Digital marketing is one of the industries that best monetize the power of the written word. Online, you may test your marketing copy, compare results and find out what works and what needs to be worked on. Furthermore, the results are immediate, and you can make changes right away without any additional costs.
However, copywriting for marketing is not an easy task. Digital campaigns have easily trackable ROI, where every word counts. Marketing copywriters have to be able to compose a message that creates excitement, inspires, and encourages engagement – all at the same time. Furthermore, their copy should be creative enough to stand out in the avalanche of advertisements a person faces every day.
In a nutshell, they should be able to sell a product to a customer who doesn’t want to be sold to and do it in just a fistful of words.
So how do you manage that? Read on to find out 7 pro rules on how to write marketing copy that sells.
What Is Copywriting in Marketing?
Marketing copy is the message you create to convince your target audience to buy your products. Depending on the campaign, it may be featured on your website, landing pages, social media profiles, ads, emails, designs, or whatever other communication channels you use.
What defines a powerful marketing message, is that it is:
- Short and sweet.
- Provokes emotion.
- Says more than the obvious.
- Calls to action.
Copywriting Vs. Content Writing
Copywriting for marketing is often mistaken with content writing, but the two are very different and, more often than not, they serve different strategies.
Content writing is a tool in the pull strategy (also known as inbound marketing). Content writers create articles and blog posts, including but not limited to tutorials, how-to guides, and educational pieces.
Copywriters, on the other hand, are more focused on push strategies (a.k.a. outbound marketing) such as advertising, email outreach, text for design creatives, etc.
All in all, what sets apart copywriting from content are the goal, volume, and style of the text.
- Goal. The key difference is that the goal of marketing copy is to sell a product to the customer, while the goal of content is to inform and educate.
- Volume. A marketing message should be short and compelling, while an article needs to be at least 1000-1500 words to cover a topic well and deliver value.

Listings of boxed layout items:

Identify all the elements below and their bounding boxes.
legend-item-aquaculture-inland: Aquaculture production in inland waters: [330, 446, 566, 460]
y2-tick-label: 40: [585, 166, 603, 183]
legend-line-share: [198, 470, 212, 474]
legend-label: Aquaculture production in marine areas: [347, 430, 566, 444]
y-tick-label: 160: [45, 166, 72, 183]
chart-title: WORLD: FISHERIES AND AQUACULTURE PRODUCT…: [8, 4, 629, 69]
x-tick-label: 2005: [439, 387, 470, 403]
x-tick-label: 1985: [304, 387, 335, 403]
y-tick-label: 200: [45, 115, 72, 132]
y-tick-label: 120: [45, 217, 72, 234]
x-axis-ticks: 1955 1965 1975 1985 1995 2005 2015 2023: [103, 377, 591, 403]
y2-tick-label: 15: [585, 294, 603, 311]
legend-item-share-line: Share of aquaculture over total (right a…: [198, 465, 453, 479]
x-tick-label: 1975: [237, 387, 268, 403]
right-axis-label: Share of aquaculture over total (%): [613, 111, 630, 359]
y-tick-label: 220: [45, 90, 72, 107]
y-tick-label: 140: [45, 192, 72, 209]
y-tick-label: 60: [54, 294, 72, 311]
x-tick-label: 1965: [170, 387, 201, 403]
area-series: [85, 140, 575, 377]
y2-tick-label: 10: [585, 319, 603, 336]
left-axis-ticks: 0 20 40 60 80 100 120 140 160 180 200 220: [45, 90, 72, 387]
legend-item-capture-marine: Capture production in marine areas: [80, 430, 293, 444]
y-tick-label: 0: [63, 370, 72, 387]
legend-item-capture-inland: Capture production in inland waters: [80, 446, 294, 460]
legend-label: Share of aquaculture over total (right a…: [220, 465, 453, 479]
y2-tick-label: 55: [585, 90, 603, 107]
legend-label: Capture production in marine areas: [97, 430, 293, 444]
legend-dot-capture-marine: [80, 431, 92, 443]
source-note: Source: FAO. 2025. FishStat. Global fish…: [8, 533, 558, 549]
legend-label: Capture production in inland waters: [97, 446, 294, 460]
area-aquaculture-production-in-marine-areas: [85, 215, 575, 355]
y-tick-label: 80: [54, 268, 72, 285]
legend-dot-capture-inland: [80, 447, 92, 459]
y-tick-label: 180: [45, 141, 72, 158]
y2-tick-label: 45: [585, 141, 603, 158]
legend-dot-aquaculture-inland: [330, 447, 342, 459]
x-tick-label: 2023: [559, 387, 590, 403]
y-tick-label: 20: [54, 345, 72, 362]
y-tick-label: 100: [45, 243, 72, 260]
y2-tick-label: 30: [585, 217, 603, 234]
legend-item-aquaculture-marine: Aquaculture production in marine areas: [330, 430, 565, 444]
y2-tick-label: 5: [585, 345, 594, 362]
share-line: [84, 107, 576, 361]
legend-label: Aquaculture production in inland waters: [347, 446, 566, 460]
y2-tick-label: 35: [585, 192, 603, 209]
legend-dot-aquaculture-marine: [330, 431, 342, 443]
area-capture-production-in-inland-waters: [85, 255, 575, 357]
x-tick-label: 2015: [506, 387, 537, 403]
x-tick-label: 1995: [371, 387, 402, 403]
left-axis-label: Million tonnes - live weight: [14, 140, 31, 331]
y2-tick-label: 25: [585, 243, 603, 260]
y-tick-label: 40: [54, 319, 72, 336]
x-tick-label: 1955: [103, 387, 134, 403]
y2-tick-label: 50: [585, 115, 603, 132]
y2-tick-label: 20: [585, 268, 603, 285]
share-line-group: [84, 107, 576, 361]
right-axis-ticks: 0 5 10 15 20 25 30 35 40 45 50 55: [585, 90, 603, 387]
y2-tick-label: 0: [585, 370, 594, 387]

Task list:
- 1) Summarize the marketing copywriting article in two sentences.
- 2) In the marketing copywriting article, swap "target audience" for "ideal customers" and give the part that opens with the words containing "So how do you" and closes with "than the obvious.".
- 3) Resume the marketing copywriting article from its last sentence.
The entries are material apart from the marketing copywriting article.

Results:
- 1) Marketing copywriting is hard because digital campaigns track every word, and the copy must be short, emotional and creative enough to sell to customers who don't want to be sold to. It differs from content writing, which serves inbound strategies with longer pieces meant to inform and educate, while copywriting serves outbound strategies with brief messages meant to sell.

- 2)
So how do you manage that? Read on to find out 7 pro rules on how to write marketing copy that sells.
What Is Copywriting in Marketing?
Marketing copy is the message you create to convince your ideal customers to buy your products. Depending on the campaign, it may be featured on your website, landing pages, social media profiles, ads, emails, designs, or whatever other communication channels you use.
What defines a powerful marketing message, is that it is:
- Short and sweet.
- Provokes emotion.
- Says more than the obvious.

- 3)
- Style. Copywriting relies on an advertising style – short, provocative, lucrative, and, hopefully, insightful. Content writing, on the other hand, is informative, and depending on the topic, may be academic, business, or informal.
However, while the two disciplines require a different approach, they do have some touchpoints, and skilled writers can often switch roles when they need to.
Copywriting for Online Marketing
Every writer, be they a marketer or not, has their own process when developing an idea. Some rely heavily on inspiration, others draft and rework multiple times, and the successful ones usually use a combination of both.
However, copywriting for marketing requires more than this, because there are additional factors in the equation.
1. Understand the Customer
How you sell something, depends on who you are selling it to. That’s why the first and foremost important step of writing marketing copy is to understand the customer. The goal of the message should be to make people feel an emotional connection to the brand, see the product as something they need, and be tempted by its value.
Furthermore, the customer should feel your message was written especially for them. Personalized marketing is the most successful advertising strategy, and it requires in-depth knowledge of the customer. You should know who your target audience is, what makes them tick, what they love, what they dislike, and what moves them.
The best way to achieve this level of personalization is to rely on market research. You can delve even deeper by studying the target audience’s behavior on social media, reading reviews, and going over voice of the customer research files, if available. This will provide you valuable customer insights, and will serve as the foundation of the message you compose.
2. Understand the Product
Once you know the customer well, you should research the product in order to better understand it and its strongest selling points. The best way to do this is to test the product yourself, if possible. If it’s not, make sure you gather as much information as you can:
- Meet with the R&D team that developed the product.
- Talk to customer service reps who work for the brand.
- Read into the features and specifications, and the user manual.
- Refer to any prototype testing videos and archives.
- Review user satisfaction surveys and observational research results.
- Check out the competition and their products and copy.
- Study any available customer journey maps.
Collecting this knowledge will allow you to figure out how the product may respond to the customer’s needs and how it may exceed their expectations. Combined with any customer insights you may already have, you can walk a mile in the client’s shoes and make a list of selling points.
3. Highlight, Don’t Overexplain
Once you know the product and the customer well, you can now focus on drafting your copy.
As mentioned, copywriting is not content writing. So try to highlight only the most important things the customer needs to know, without going into unnecessary details. If a prospect is able to make a decision without certain information and it’s not likely to change their mind in any way, skip it.
Furthermore, be sure to give anything you write some shelf time, so you can notice any needless over-explanations. Distancing yourself allows you to have a more critical look at your work and its shortcomings, and may help you to significantly improve the value and quality of your text.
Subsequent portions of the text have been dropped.